**REQUEST**
Your task is to tally the lines of the listing containing the word "Falopio" and report the figure alone.

**DATA PROVIDED**

"""

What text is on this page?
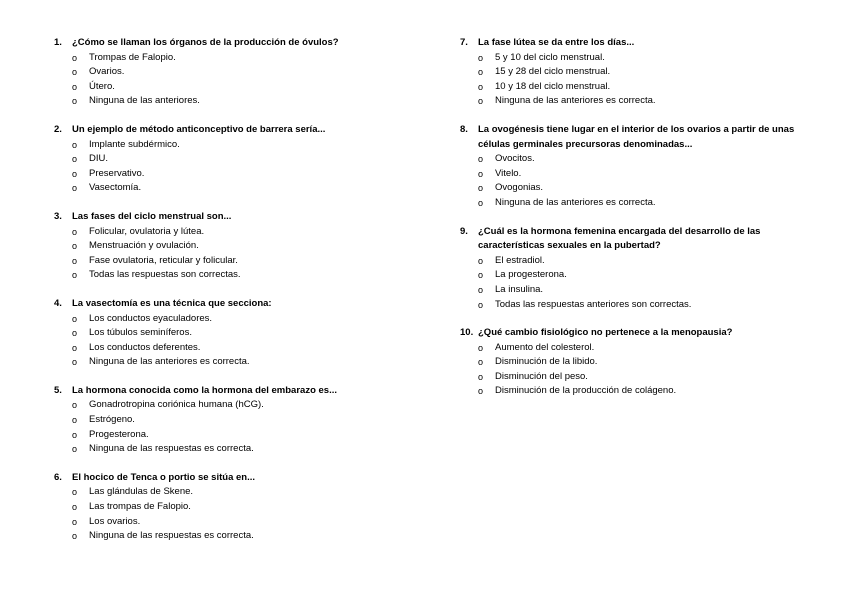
1.	¿Cómo se llaman los órganos de la producción de óvulos?
o	Trompas de Falopio.
o	Ovarios.
o	Útero.
o	Ninguna de las anteriores.
2.	Un ejemplo de método anticonceptivo de barrera sería...
o	Implante subdérmico.
o	DIU.
o	Preservativo.
o	Vasectomía.
3.	Las fases del ciclo menstrual son...
o	Folicular, ovulatoria y lútea.
o	Menstruación y ovulación.
o	Fase ovulatoria, reticular y folicular.
o	Todas las respuestas son correctas.
4.	La vasectomía es una técnica que secciona:
o	Los conductos eyaculadores.
o	Los túbulos seminíferos.
o	Los conductos deferentes.
o	Ninguna de las anteriores es correcta.
5.	La hormona conocida como la hormona del embarazo es...
o	Gonadrotropina coriónica humana (hCG).
o	Estrógeno.
o	Progesterona.
o	Ninguna de las respuestas es correcta.
6.	El hocico de Tenca o portio se sitúa en...
o	Las glándulas de Skene.
o	Las trompas de Falopio.
o	Los ovarios.
o	Ninguna de las respuestas es correcta.
7.	La fase lútea se da entre los días...
o	5 y 10 del ciclo menstrual.
o	15 y 28 del ciclo menstrual.
o	10 y 18 del ciclo menstrual.
o	Ninguna de las anteriores es correcta.
8.	La ovogénesis tiene lugar en el interior de los ovarios a partir de unas células germinales precursoras denominadas...
o	Ovocitos.
o	Vitelo.
o	Ovogonias.
o	Ninguna de las anteriores es correcta.
9.	¿Cuál es la hormona femenina encargada del desarrollo de las características sexuales en la pubertad?
o	El estradiol.
o	La progesterona.
o	La insulina.
o	Todas las respuestas anteriores son correctas.
10. ¿Qué cambio fisiológico no pertenece a la menopausia?
o	Aumento del colesterol.
o	Disminución de la libido.
o	Disminución del peso.
o	Disminución de la producción de colágeno.
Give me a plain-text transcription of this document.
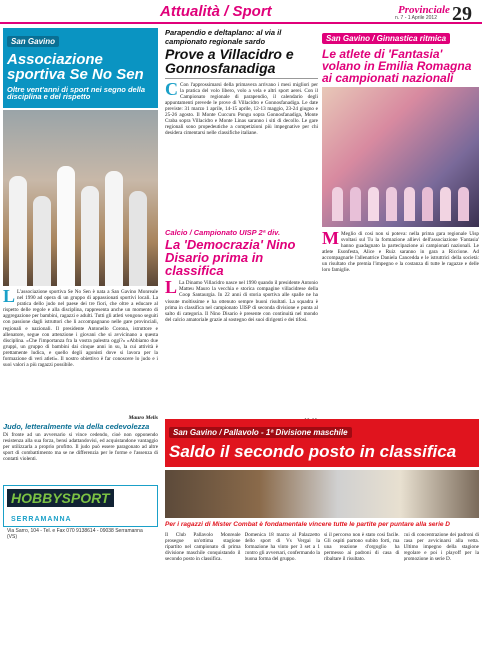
Attualità / Sport	Provinciale
n. 7 - 1 Aprile 2012 29
San Gavino
Associazione sportiva Se No Sen
Oltre vent'anni di sport nei segno della disciplina e del rispetto
L L'associazione sportiva Se No Sen è nata a San Gavino Monreale nel 1990 ad opera di un gruppo di appassionati sportivi locali. La pratica dello judo nel paese dei tre fiori, che oltre a educare al rispetto delle regole e alla disciplina, rappresenta anche un momento di aggregazione per bambini, ragazzi e adulti. Tutti gli atleti vengono seguiti con passione dagli istruttori che li accompagnano nelle gare provinciali, regionali e nazionali. Il presidente Antonello Corona, istruttore e allenatore, segue con attenzione i giovani che si avvicinano a questa disciplina. «Che l'importanza fra la vostra palestra oggi?» «Abbiamo due gruppi, un gruppo di bambini dai cinque anni in su, la cui attività è prettamente ludica, e quello degli agonisti dove si lavora per la formazione di veri atleti». Il nostro obiettivo è far conoscere lo judo e i suoi valori a più ragazzi possibile.
Mauro Melis
Judo, letteralmente via della cedevolezza
Di fronte ad un avversario si vince cedendo, cioè non opponendo resistenza alla sua forza, bensì adattandovisi, ed acquistandone vantaggio per utilizzarla a proprio profitto. Il judo può essere paragonato ad altre sport di combattimento ma se ne differenzia per le forme e l'assenza di contatti violenti.
HOBBYSPORTSERRAMANNA
Via Sarro, 104 - Tel. e Fax 070 9138614 - 09038 Serramanna (VS)
Parapendio e deltaplano: al via il campionato regionale sardo
Prove a Villacidro e Gonnosfanadiga
C Con l'approssimarsi della primavera arrivano i mesi migliori per la pratica del volo libero, volo a vela e altri sport aerei. Con il Campionato regionale di parapendio, il calendario degli appuntamenti prevede le prove di Villacidro e Gonnosfanadiga. Le date previste: 31 marzo 1 aprile, 14-15 aprile, 12-13 maggio, 23-24 giugno e 25-26 agosto. Il Monte Cuccuru Pongu sopra Gonnosfanadiga, Monte Craba sopra Villacidro e Monte Linas saranno i siti di decollo. Le gare regionali sono propedeutiche a competizioni più impegnative per chi desidera cimentarsi nelle classifiche italiane.
Calcio / Campionato UISP 2ª div.
La 'Democrazia' Nino Disario prima in classifica
L La Dinamo Villacidro nasce nel 1990 quando il presidente Antonio Matteu Mauro la vecchia e storica compagine villacidrese della Coop Santaurgia. In 22 anni di storia sportiva alle spalle ne ha vissute moltissime e ha ottenuto sempre buoni risultati. La squadra è prima in classifica nel campionato UISP di seconda divisione e punta al salto di categoria. Il Nino Disario è presente con continuità nel mondo del calcio amatoriale grazie al sostegno dei suoi dirigenti e dei tifosi.
San Gavino / Ginnastica ritmica
Le atlete di 'Fantasia' volano in Emilia Romagna ai campionati nazionali
M Meglio di così non si poteva: nella prima gara regionale Uisp svoltasi sul Tu la formazione allievi dell'associazione 'Fantasia' hanno guadagnato la partecipazione ai campionati nazionali. Le atlete Esonfesta, Alice e Ruiz saranno in gara a Riccione. Ad accompagnarle l'allenatrice Daniela Cancedda e le istruttrici della società: un risultato che premia l'impegno e la costanza di tutte le ragazze e delle loro famiglie.
San Gavino / Pallavolo - 1ª Divisione maschile
Saldo il secondo posto in classifica
Per i ragazzi di Mister Combat è fondamentale vincere tutte le partite per puntare alla serie D
Il Club Pallavolo Monreale prosegue un'ottima stagione ripartito nel campionato di prima divisione maschile conquistando il secondo posto in classifica.
Domenica 18 marzo al Palazzetto dello sport di Vs Vergai la formazione ha vinto per 3 set a 1 contro gli avversari, confermando la buona forma del gruppo.
sì il percorso non è stato così facile. Gli ospiti partono subito forti, ma una reazione d'orgoglio ha permesso ai padroni di casa di ribaltare il risultato.
cui di concentrazione dei padroni di casa per avvicinarsi alla vetta. Ultimo impegno della stagione regolare e poi i playoff per la promozione in serie D.
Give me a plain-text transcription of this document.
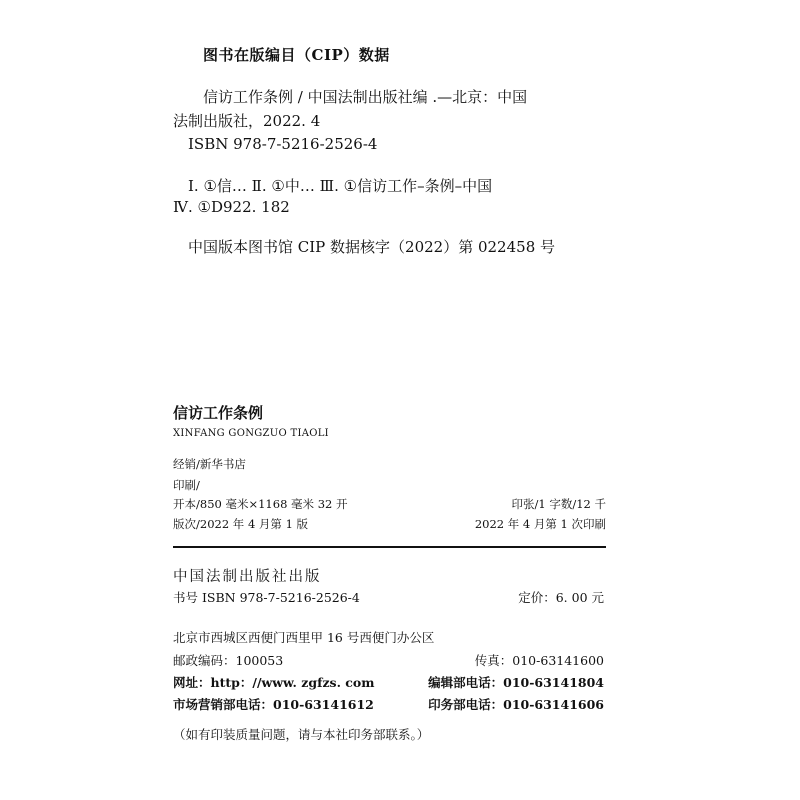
图书在版编目（CIP）数据
信访工作条例 / 中国法制出版社编 .—北京：中国
法制出版社，2022. 4
ISBN 978-7-5216-2526-4
Ⅰ. ①信… Ⅱ. ①中… Ⅲ. ①信访工作–条例–中国
Ⅳ. ①D922. 182
中国版本图书馆 CIP 数据核字（2022）第 022458 号
信访工作条例
XINFANG GONGZUO TIAOLI
经销/新华书店
印刷/
开本/850 毫米×1168 毫米 32 开	印张/1 字数/12 千
版次/2022 年 4 月第 1 版	2022 年 4 月第 1 次印刷
中国法制出版社出版
书号 ISBN 978-7-5216-2526-4	定价：6. 00 元
北京市西城区西便门西里甲 16 号西便门办公区
邮政编码：100053	传真：010-63141600
网址：http：//www. zgfzs. com	编辑部电话：010-63141804
市场营销部电话：010-63141612	印务部电话：010-63141606
（如有印装质量问题，请与本社印务部联系。）
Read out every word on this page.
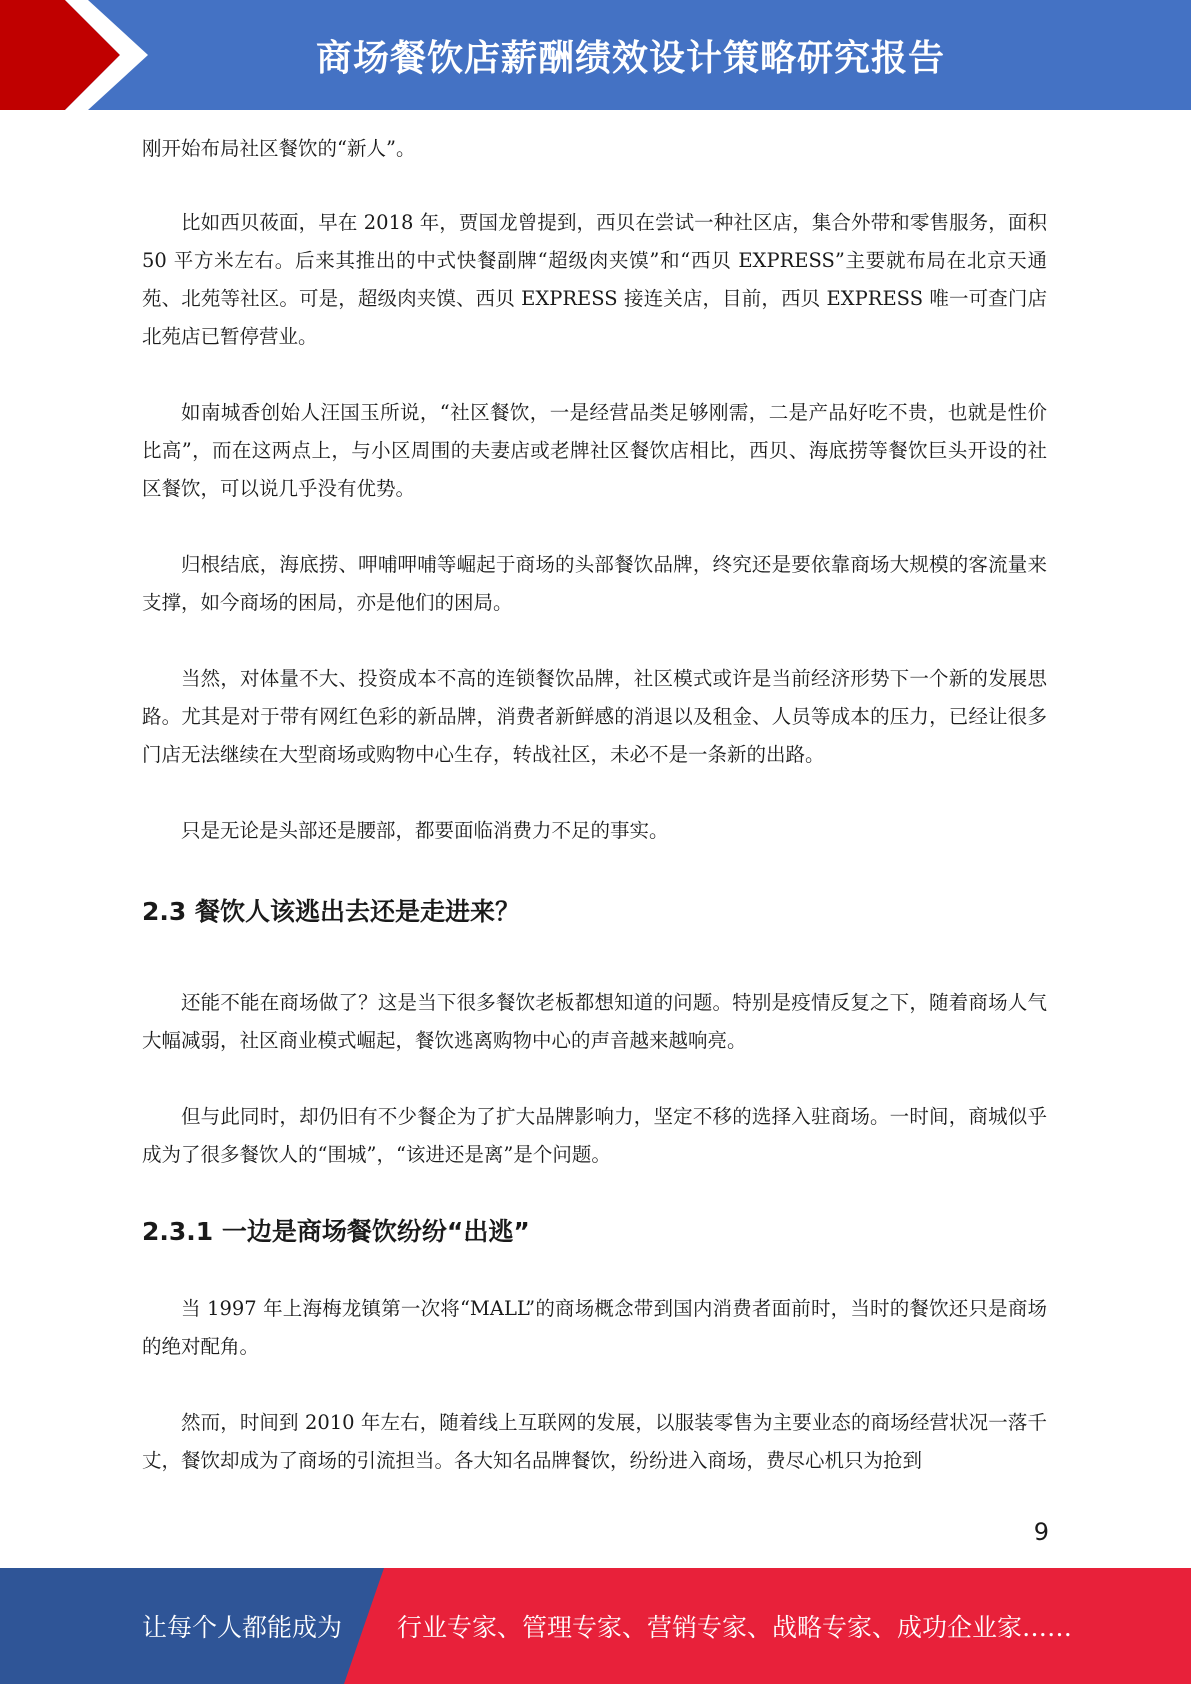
商场餐饮店薪酬绩效设计策略研究报告

刚开始布局社区餐饮的“新人”。

比如西贝莜面，早在 2018 年，贾国龙曾提到，西贝在尝试一种社区店，集合外带和零售服务，面积 50 平方米左右。后来其推出的中式快餐副牌“超级肉夹馍”和“西贝 EXPRESS”主要就布局在北京天通苑、北苑等社区。可是，超级肉夹馍、西贝 EXPRESS 接连关店，目前，西贝 EXPRESS 唯一可查门店北苑店已暂停营业。

如南城香创始人汪国玉所说，“社区餐饮，一是经营品类足够刚需，二是产品好吃不贵，也就是性价比高”，而在这两点上，与小区周围的夫妻店或老牌社区餐饮店相比，西贝、海底捞等餐饮巨头开设的社区餐饮，可以说几乎没有优势。

归根结底，海底捞、呷哺呷哺等崛起于商场的头部餐饮品牌，终究还是要依靠商场大规模的客流量来支撑，如今商场的困局，亦是他们的困局。

当然，对体量不大、投资成本不高的连锁餐饮品牌，社区模式或许是当前经济形势下一个新的发展思路。尤其是对于带有网红色彩的新品牌，消费者新鲜感的消退以及租金、人员等成本的压力，已经让很多门店无法继续在大型商场或购物中心生存，转战社区，未必不是一条新的出路。

只是无论是头部还是腰部，都要面临消费力不足的事实。

2.3 餐饮人该逃出去还是走进来？

还能不能在商场做了？这是当下很多餐饮老板都想知道的问题。特别是疫情反复之下，随着商场人气大幅减弱，社区商业模式崛起，餐饮逃离购物中心的声音越来越响亮。

但与此同时，却仍旧有不少餐企为了扩大品牌影响力，坚定不移的选择入驻商场。一时间，商城似乎成为了很多餐饮人的“围城”，“该进还是离”是个问题。

2.3.1 一边是商场餐饮纷纷“出逃”

当 1997 年上海梅龙镇第一次将“MALL”的商场概念带到国内消费者面前时，当时的餐饮还只是商场的绝对配角。

然而，时间到 2010 年左右，随着线上互联网的发展，以服装零售为主要业态的商场经营状况一落千丈，餐饮却成为了商场的引流担当。各大知名品牌餐饮，纷纷进入商场，费尽心机只为抢到

9
让每个人都能成为 行业专家、管理专家、营销专家、战略专家、成功企业家……
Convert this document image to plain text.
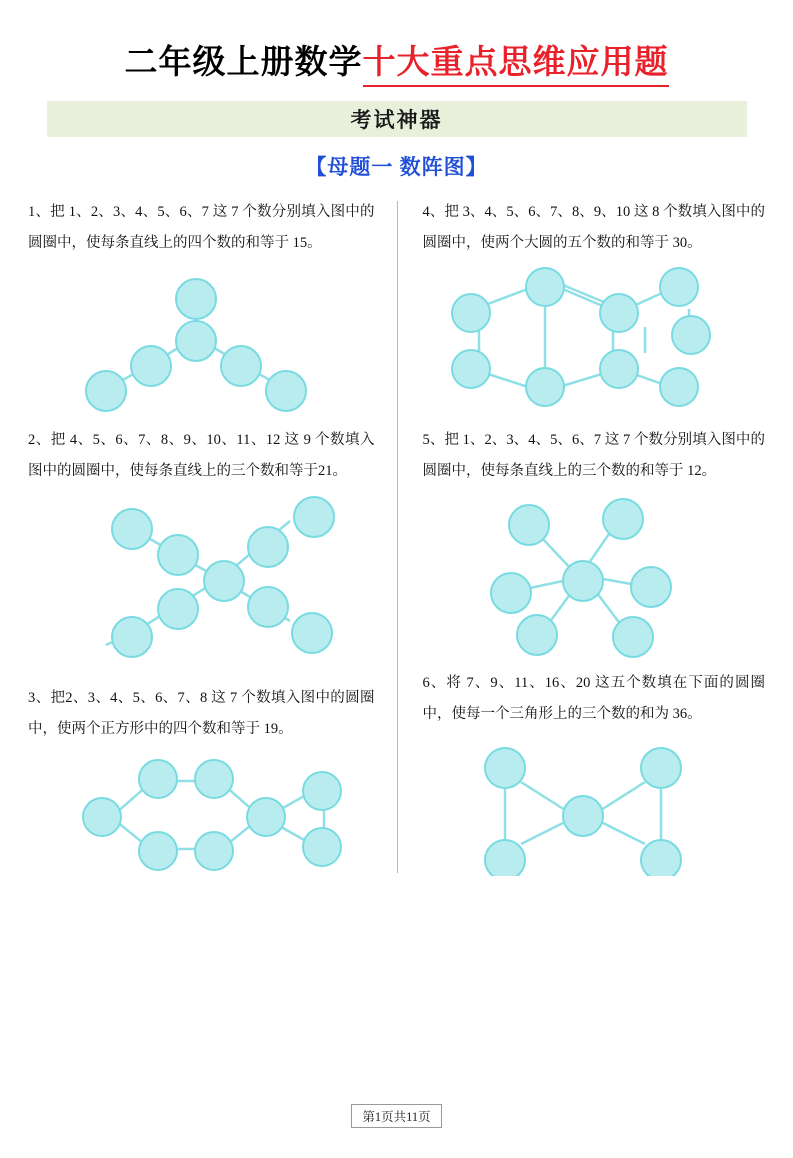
二年级上册数学 十大重点思维应用题
考试神器
【母题一 数阵图】
1、把 1、2、3、4、5、6、7 这 7 个数分别填入图中的圆圈中，使每条直线上的四个数的和等于 15。
2、把 4、5、6、7、8、9、10、11、12 这 9 个数填入图中的圆圈中，使每条直线上的三个数和等于21。
3、把2、3、4、5、6、7、8 这 7 个数填入图中的圆圈中，使两个正方形中的四个数和等于 19。
4、把 3、4、5、6、7、8、9、10 这 8 个数填入图中的圆圈中，使两个大圆的五个数的和等于 30。
5、把 1、2、3、4、5、6、7 这 7 个数分别填入图中的圆圈中，使每条直线上的三个数的和等于 12。
6、将 7、9、11、16、20 这五个数填在下面的圆圈中，使每一个三角形上的三个数的和为 36。
第1页共11页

"""

**TASK SOLUTION**
2